---- Task data
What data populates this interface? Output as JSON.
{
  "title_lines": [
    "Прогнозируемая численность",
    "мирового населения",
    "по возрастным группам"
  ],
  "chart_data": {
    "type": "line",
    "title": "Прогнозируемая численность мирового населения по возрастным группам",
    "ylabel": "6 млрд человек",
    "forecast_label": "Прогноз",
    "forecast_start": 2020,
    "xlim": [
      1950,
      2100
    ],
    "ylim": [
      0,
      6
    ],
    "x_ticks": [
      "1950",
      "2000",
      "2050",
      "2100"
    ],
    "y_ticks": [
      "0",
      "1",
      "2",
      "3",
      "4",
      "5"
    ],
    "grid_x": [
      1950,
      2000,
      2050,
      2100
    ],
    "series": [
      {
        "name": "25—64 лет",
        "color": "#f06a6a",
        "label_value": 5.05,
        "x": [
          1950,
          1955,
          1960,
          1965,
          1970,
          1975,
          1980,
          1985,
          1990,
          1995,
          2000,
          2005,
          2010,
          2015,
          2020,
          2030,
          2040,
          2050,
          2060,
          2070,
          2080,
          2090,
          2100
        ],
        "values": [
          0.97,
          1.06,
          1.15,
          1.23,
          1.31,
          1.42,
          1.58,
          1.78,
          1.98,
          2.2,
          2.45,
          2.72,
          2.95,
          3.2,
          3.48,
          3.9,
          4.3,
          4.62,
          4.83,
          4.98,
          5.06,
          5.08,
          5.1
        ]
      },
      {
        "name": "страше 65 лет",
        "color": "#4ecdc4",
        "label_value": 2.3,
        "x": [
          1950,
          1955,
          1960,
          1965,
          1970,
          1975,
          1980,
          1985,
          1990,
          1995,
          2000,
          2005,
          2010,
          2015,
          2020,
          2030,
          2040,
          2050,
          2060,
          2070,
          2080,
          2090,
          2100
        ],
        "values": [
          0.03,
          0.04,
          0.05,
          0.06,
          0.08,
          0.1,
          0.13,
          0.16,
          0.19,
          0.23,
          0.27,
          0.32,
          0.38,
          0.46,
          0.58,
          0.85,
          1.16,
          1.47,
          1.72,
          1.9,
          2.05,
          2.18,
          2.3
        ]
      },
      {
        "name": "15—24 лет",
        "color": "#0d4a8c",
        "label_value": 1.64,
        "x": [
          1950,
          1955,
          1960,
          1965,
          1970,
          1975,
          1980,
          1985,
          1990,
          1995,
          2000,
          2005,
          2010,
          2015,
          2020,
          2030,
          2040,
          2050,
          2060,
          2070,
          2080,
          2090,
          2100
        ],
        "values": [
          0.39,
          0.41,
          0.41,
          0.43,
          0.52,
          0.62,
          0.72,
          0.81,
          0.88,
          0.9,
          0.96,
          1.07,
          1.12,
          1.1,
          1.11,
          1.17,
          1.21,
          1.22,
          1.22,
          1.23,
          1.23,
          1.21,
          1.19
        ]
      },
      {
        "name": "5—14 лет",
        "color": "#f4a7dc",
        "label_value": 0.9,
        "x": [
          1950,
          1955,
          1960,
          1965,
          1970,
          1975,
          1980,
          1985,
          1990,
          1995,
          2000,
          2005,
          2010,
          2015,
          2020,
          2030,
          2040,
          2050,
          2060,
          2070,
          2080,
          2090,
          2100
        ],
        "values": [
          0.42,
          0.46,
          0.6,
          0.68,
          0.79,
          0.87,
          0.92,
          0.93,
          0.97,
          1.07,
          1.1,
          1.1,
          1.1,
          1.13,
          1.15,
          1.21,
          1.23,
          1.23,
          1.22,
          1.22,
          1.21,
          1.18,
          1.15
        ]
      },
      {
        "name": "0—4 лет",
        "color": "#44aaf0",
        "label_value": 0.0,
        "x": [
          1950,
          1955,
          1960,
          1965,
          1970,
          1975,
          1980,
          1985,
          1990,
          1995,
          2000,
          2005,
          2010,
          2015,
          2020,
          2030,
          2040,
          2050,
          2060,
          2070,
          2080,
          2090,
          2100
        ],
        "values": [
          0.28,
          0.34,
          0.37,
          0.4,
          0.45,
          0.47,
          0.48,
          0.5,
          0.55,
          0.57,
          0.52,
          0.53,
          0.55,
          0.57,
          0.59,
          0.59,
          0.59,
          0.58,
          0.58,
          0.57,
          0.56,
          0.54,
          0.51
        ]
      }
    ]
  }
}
--------
> **Directions for this task**
Each entry is to be returned in full, character for character.

> **The reply**
What data populates this interface? Output as JSON.
{
  "title_lines": [
    "Прогнозируемая численность",
    "мирового населения",
    "по возрастным группам"
  ],
  "chart_data": {
    "type": "line",
    "title": "Прогнозируемая численность мирового населения по возрастным группам",
    "ylabel": "6 млрд человек",
    "forecast_label": "Прогноз",
    "forecast_start": 2020,
    "xlim": [
      1950,
      2100
    ],
    "ylim": [
      0,
      6
    ],
    "x_ticks": [
      "1950",
      "2000",
      "2050",
      "2100"
    ],
    "y_ticks": [
      "0",
      "1",
      "2",
      "3",
      "4",
      "5"
    ],
    "grid_x": [
      1950,
      2000,
      2050,
      2100
    ],
    "series": [
      {
        "name": "25—64 лет",
        "color": "#f06a6a",
        "label_value": 5.05,
        "x": [
          1950,
          1955,
          1960,
          1965,
          1970,
          1975,
          1980,
          1985,
          1990,
          1995,
          2000,
          2005,
          2010,
          2015,
          2020,
          2030,
          2040,
          2050,
          2060,
          2070,
          2080,
          2090,
          2100
        ],
        "values": [
          0.97,
          1.06,
          1.15,
          1.23,
          1.31,
          1.42,
          1.58,
          1.78,
          1.98,
          2.2,
          2.45,
          2.72,
          2.95,
          3.2,
          3.48,
          3.9,
          4.3,
          4.62,
          4.83,
          4.98,
          5.06,
          5.08,
          5.1
        ]
      },
      {
        "name": "страше 65 лет",
        "color": "#4ecdc4",
        "label_value": 2.3,
        "x": [
          1950,
          1955,
          1960,
          1965,
          1970,
          1975,
          1980,
          1985,
          1990,
          1995,
          2000,
          2005,
          2010,
          2015,
          2020,
          2030,
          2040,
          2050,
          2060,
          2070,
          2080,
          2090,
          2100
        ],
        "values": [
          0.03,
          0.04,
          0.05,
          0.06,
          0.08,
          0.1,
          0.13,
          0.16,
          0.19,
          0.23,
          0.27,
          0.32,
          0.38,
          0.46,
          0.58,
          0.85,
          1.16,
          1.47,
          1.72,
          1.9,
          2.05,
          2.18,
          2.3
        ]
      },
      {
        "name": "15—24 лет",
        "color": "#0d4a8c",
        "label_value": 1.64,
        "x": [
          1950,
          1955,
          1960,
          1965,
          1970,
          1975,
          1980,
          1985,
          1990,
          1995,
          2000,
          2005,
          2010,
          2015,
          2020,
          2030,
          2040,
          2050,
          2060,
          2070,
          2080,
          2090,
          2100
        ],
        "values": [
          0.39,
          0.41,
          0.41,
          0.43,
          0.52,
          0.62,
          0.72,
          0.81,
          0.88,
          0.9,
          0.96,
          1.07,
          1.12,
          1.1,
          1.11,
          1.17,
          1.21,
          1.22,
          1.22,
          1.23,
          1.23,
          1.21,
          1.19
        ]
      },
      {
        "name": "5—14 лет",
        "color": "#f4a7dc",
        "label_value": 0.9,
        "x": [
          1950,
          1955,
          1960,
          1965,
          1970,
          1975,
          1980,
          1985,
          1990,
          1995,
          2000,
          2005,
          2010,
          2015,
          2020,
          2030,
          2040,
          2050,
          2060,
          2070,
          2080,
          2090,
          2100
        ],
        "values": [
          0.42,
          0.46,
          0.6,
          0.68,
          0.79,
          0.87,
          0.92,
          0.93,
          0.97,
          1.07,
          1.1,
          1.1,
          1.1,
          1.13,
          1.15,
          1.21,
          1.23,
          1.23,
          1.22,
          1.22,
          1.21,
          1.18,
          1.15
        ]
      },
      {
        "name": "0—4 лет",
        "color": "#44aaf0",
        "label_value": 0.0,
        "x": [
          1950,
          1955,
          1960,
          1965,
          1970,
          1975,
          1980,
          1985,
          1990,
          1995,
          2000,
          2005,
          2010,
          2015,
          2020,
          2030,
          2040,
          2050,
          2060,
          2070,
          2080,
          2090,
          2100
        ],
        "values": [
          0.28,
          0.34,
          0.37,
          0.4,
          0.45,
          0.47,
          0.48,
          0.5,
          0.55,
          0.57,
          0.52,
          0.53,
          0.55,
          0.57,
          0.59,
          0.59,
          0.59,
          0.58,
          0.58,
          0.57,
          0.56,
          0.54,
          0.51
        ]
      }
    ]
  }
}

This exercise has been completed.